_Requirements_
Return the records, each one exactly as written.

Structured figure records
-- -- --

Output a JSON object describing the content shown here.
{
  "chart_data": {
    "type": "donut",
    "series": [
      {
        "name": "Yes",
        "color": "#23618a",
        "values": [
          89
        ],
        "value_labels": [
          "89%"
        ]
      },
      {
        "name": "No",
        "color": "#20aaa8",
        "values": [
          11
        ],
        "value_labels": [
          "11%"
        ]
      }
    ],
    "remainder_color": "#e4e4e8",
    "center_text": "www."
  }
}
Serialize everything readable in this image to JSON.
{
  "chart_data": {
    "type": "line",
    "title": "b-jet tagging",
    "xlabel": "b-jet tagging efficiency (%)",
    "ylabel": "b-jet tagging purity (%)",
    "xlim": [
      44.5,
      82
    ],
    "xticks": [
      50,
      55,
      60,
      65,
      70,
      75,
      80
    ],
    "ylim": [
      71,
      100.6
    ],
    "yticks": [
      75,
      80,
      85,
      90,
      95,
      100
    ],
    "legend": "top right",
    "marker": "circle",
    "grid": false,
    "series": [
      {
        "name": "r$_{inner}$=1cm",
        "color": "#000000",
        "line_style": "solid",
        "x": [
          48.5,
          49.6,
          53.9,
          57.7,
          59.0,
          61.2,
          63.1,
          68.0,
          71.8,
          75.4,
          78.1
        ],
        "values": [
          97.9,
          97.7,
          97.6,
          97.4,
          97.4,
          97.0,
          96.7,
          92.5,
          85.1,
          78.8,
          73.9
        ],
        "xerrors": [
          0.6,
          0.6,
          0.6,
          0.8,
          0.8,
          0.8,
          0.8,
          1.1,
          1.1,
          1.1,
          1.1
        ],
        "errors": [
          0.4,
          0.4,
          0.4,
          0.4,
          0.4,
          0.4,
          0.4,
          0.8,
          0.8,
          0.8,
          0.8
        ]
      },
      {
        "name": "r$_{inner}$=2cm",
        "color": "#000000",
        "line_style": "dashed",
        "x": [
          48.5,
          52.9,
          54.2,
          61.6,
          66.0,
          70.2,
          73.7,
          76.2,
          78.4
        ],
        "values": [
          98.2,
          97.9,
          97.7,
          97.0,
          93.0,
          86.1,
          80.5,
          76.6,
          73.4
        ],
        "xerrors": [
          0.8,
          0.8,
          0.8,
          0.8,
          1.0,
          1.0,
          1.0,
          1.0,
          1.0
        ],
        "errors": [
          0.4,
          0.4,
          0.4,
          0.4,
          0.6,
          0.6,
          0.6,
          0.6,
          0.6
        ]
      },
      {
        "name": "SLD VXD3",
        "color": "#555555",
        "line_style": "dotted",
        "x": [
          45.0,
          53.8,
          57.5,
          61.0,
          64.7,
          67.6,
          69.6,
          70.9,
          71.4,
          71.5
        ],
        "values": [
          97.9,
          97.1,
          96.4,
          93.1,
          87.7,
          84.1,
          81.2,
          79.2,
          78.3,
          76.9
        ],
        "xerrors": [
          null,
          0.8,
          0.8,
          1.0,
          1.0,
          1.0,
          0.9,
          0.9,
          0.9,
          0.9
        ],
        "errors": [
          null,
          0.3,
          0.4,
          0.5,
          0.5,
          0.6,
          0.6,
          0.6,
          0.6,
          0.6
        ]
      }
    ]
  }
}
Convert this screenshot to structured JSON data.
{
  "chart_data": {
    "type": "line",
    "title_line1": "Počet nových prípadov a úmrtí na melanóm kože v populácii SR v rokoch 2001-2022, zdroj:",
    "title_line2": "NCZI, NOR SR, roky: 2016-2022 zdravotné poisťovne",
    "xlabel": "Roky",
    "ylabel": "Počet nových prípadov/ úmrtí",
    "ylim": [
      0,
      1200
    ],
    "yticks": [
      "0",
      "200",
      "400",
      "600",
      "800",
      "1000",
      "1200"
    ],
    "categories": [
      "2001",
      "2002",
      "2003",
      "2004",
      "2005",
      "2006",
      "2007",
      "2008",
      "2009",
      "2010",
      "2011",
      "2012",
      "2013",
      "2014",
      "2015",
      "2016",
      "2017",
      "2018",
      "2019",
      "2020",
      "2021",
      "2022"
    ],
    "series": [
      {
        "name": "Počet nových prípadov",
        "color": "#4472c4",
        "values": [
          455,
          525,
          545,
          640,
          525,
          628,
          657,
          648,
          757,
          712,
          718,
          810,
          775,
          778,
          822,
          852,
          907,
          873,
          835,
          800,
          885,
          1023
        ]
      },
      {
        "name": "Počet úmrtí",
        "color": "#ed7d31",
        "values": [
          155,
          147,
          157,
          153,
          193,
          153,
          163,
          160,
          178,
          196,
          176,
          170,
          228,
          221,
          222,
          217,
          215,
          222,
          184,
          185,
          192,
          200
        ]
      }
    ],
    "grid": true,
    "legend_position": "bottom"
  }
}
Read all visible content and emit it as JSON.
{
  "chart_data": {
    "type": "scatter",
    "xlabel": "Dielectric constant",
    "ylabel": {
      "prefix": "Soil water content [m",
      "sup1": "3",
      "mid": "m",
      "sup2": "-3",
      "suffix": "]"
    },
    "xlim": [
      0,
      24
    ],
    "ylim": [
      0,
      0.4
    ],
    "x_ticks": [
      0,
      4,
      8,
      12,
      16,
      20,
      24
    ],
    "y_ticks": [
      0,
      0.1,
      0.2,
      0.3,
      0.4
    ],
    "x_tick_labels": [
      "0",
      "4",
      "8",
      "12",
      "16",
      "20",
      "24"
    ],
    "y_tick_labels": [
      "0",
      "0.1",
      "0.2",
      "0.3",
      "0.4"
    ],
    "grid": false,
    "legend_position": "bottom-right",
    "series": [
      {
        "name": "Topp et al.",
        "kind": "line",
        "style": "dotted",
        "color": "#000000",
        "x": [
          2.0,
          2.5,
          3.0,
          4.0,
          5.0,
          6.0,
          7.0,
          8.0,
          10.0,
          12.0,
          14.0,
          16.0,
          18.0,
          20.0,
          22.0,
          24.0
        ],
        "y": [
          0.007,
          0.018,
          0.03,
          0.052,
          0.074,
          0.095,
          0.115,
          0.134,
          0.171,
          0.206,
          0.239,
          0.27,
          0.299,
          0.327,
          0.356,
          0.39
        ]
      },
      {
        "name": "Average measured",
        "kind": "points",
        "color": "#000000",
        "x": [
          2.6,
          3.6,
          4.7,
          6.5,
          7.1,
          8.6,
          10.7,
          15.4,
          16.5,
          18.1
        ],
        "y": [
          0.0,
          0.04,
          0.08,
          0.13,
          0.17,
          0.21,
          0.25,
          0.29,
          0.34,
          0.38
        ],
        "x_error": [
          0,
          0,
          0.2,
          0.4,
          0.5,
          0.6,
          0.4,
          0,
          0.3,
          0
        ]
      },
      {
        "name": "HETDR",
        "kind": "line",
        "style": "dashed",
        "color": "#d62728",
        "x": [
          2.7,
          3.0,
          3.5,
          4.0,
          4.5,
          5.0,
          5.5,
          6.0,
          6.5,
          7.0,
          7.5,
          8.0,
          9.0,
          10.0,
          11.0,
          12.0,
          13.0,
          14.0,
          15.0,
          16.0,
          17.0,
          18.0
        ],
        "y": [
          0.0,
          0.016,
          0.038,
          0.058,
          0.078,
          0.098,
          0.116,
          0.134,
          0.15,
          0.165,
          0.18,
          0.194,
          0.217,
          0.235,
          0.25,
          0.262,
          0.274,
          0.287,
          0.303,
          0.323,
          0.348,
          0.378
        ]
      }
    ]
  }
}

-- -- --

_Complete output_
Output a JSON object describing the content shown here.
{
  "chart_data": {
    "type": "donut",
    "series": [
      {
        "name": "Yes",
        "color": "#23618a",
        "values": [
          89
        ],
        "value_labels": [
          "89%"
        ]
      },
      {
        "name": "No",
        "color": "#20aaa8",
        "values": [
          11
        ],
        "value_labels": [
          "11%"
        ]
      }
    ],
    "remainder_color": "#e4e4e8",
    "center_text": "www."
  }
}
Serialize everything readable in this image to JSON.
{
  "chart_data": {
    "type": "line",
    "title": "b-jet tagging",
    "xlabel": "b-jet tagging efficiency (%)",
    "ylabel": "b-jet tagging purity (%)",
    "xlim": [
      44.5,
      82
    ],
    "xticks": [
      50,
      55,
      60,
      65,
      70,
      75,
      80
    ],
    "ylim": [
      71,
      100.6
    ],
    "yticks": [
      75,
      80,
      85,
      90,
      95,
      100
    ],
    "legend": "top right",
    "marker": "circle",
    "grid": false,
    "series": [
      {
        "name": "r$_{inner}$=1cm",
        "color": "#000000",
        "line_style": "solid",
        "x": [
          48.5,
          49.6,
          53.9,
          57.7,
          59.0,
          61.2,
          63.1,
          68.0,
          71.8,
          75.4,
          78.1
        ],
        "values": [
          97.9,
          97.7,
          97.6,
          97.4,
          97.4,
          97.0,
          96.7,
          92.5,
          85.1,
          78.8,
          73.9
        ],
        "xerrors": [
          0.6,
          0.6,
          0.6,
          0.8,
          0.8,
          0.8,
          0.8,
          1.1,
          1.1,
          1.1,
          1.1
        ],
        "errors": [
          0.4,
          0.4,
          0.4,
          0.4,
          0.4,
          0.4,
          0.4,
          0.8,
          0.8,
          0.8,
          0.8
        ]
      },
      {
        "name": "r$_{inner}$=2cm",
        "color": "#000000",
        "line_style": "dashed",
        "x": [
          48.5,
          52.9,
          54.2,
          61.6,
          66.0,
          70.2,
          73.7,
          76.2,
          78.4
        ],
        "values": [
          98.2,
          97.9,
          97.7,
          97.0,
          93.0,
          86.1,
          80.5,
          76.6,
          73.4
        ],
        "xerrors": [
          0.8,
          0.8,
          0.8,
          0.8,
          1.0,
          1.0,
          1.0,
          1.0,
          1.0
        ],
        "errors": [
          0.4,
          0.4,
          0.4,
          0.4,
          0.6,
          0.6,
          0.6,
          0.6,
          0.6
        ]
      },
      {
        "name": "SLD VXD3",
        "color": "#555555",
        "line_style": "dotted",
        "x": [
          45.0,
          53.8,
          57.5,
          61.0,
          64.7,
          67.6,
          69.6,
          70.9,
          71.4,
          71.5
        ],
        "values": [
          97.9,
          97.1,
          96.4,
          93.1,
          87.7,
          84.1,
          81.2,
          79.2,
          78.3,
          76.9
        ],
        "xerrors": [
          null,
          0.8,
          0.8,
          1.0,
          1.0,
          1.0,
          0.9,
          0.9,
          0.9,
          0.9
        ],
        "errors": [
          null,
          0.3,
          0.4,
          0.5,
          0.5,
          0.6,
          0.6,
          0.6,
          0.6,
          0.6
        ]
      }
    ]
  }
}
Convert this screenshot to structured JSON data.
{
  "chart_data": {
    "type": "line",
    "title_line1": "Počet nových prípadov a úmrtí na melanóm kože v populácii SR v rokoch 2001-2022, zdroj:",
    "title_line2": "NCZI, NOR SR, roky: 2016-2022 zdravotné poisťovne",
    "xlabel": "Roky",
    "ylabel": "Počet nových prípadov/ úmrtí",
    "ylim": [
      0,
      1200
    ],
    "yticks": [
      "0",
      "200",
      "400",
      "600",
      "800",
      "1000",
      "1200"
    ],
    "categories": [
      "2001",
      "2002",
      "2003",
      "2004",
      "2005",
      "2006",
      "2007",
      "2008",
      "2009",
      "2010",
      "2011",
      "2012",
      "2013",
      "2014",
      "2015",
      "2016",
      "2017",
      "2018",
      "2019",
      "2020",
      "2021",
      "2022"
    ],
    "series": [
      {
        "name": "Počet nových prípadov",
        "color": "#4472c4",
        "values": [
          455,
          525,
          545,
          640,
          525,
          628,
          657,
          648,
          757,
          712,
          718,
          810,
          775,
          778,
          822,
          852,
          907,
          873,
          835,
          800,
          885,
          1023
        ]
      },
      {
        "name": "Počet úmrtí",
        "color": "#ed7d31",
        "values": [
          155,
          147,
          157,
          153,
          193,
          153,
          163,
          160,
          178,
          196,
          176,
          170,
          228,
          221,
          222,
          217,
          215,
          222,
          184,
          185,
          192,
          200
        ]
      }
    ],
    "grid": true,
    "legend_position": "bottom"
  }
}
Read all visible content and emit it as JSON.
{
  "chart_data": {
    "type": "scatter",
    "xlabel": "Dielectric constant",
    "ylabel": {
      "prefix": "Soil water content [m",
      "sup1": "3",
      "mid": "m",
      "sup2": "-3",
      "suffix": "]"
    },
    "xlim": [
      0,
      24
    ],
    "ylim": [
      0,
      0.4
    ],
    "x_ticks": [
      0,
      4,
      8,
      12,
      16,
      20,
      24
    ],
    "y_ticks": [
      0,
      0.1,
      0.2,
      0.3,
      0.4
    ],
    "x_tick_labels": [
      "0",
      "4",
      "8",
      "12",
      "16",
      "20",
      "24"
    ],
    "y_tick_labels": [
      "0",
      "0.1",
      "0.2",
      "0.3",
      "0.4"
    ],
    "grid": false,
    "legend_position": "bottom-right",
    "series": [
      {
        "name": "Topp et al.",
        "kind": "line",
        "style": "dotted",
        "color": "#000000",
        "x": [
          2.0,
          2.5,
          3.0,
          4.0,
          5.0,
          6.0,
          7.0,
          8.0,
          10.0,
          12.0,
          14.0,
          16.0,
          18.0,
          20.0,
          22.0,
          24.0
        ],
        "y": [
          0.007,
          0.018,
          0.03,
          0.052,
          0.074,
          0.095,
          0.115,
          0.134,
          0.171,
          0.206,
          0.239,
          0.27,
          0.299,
          0.327,
          0.356,
          0.39
        ]
      },
      {
        "name": "Average measured",
        "kind": "points",
        "color": "#000000",
        "x": [
          2.6,
          3.6,
          4.7,
          6.5,
          7.1,
          8.6,
          10.7,
          15.4,
          16.5,
          18.1
        ],
        "y": [
          0.0,
          0.04,
          0.08,
          0.13,
          0.17,
          0.21,
          0.25,
          0.29,
          0.34,
          0.38
        ],
        "x_error": [
          0,
          0,
          0.2,
          0.4,
          0.5,
          0.6,
          0.4,
          0,
          0.3,
          0
        ]
      },
      {
        "name": "HETDR",
        "kind": "line",
        "style": "dashed",
        "color": "#d62728",
        "x": [
          2.7,
          3.0,
          3.5,
          4.0,
          4.5,
          5.0,
          5.5,
          6.0,
          6.5,
          7.0,
          7.5,
          8.0,
          9.0,
          10.0,
          11.0,
          12.0,
          13.0,
          14.0,
          15.0,
          16.0,
          17.0,
          18.0
        ],
        "y": [
          0.0,
          0.016,
          0.038,
          0.058,
          0.078,
          0.098,
          0.116,
          0.134,
          0.15,
          0.165,
          0.18,
          0.194,
          0.217,
          0.235,
          0.25,
          0.262,
          0.274,
          0.287,
          0.303,
          0.323,
          0.348,
          0.378
        ]
      }
    ]
  }
}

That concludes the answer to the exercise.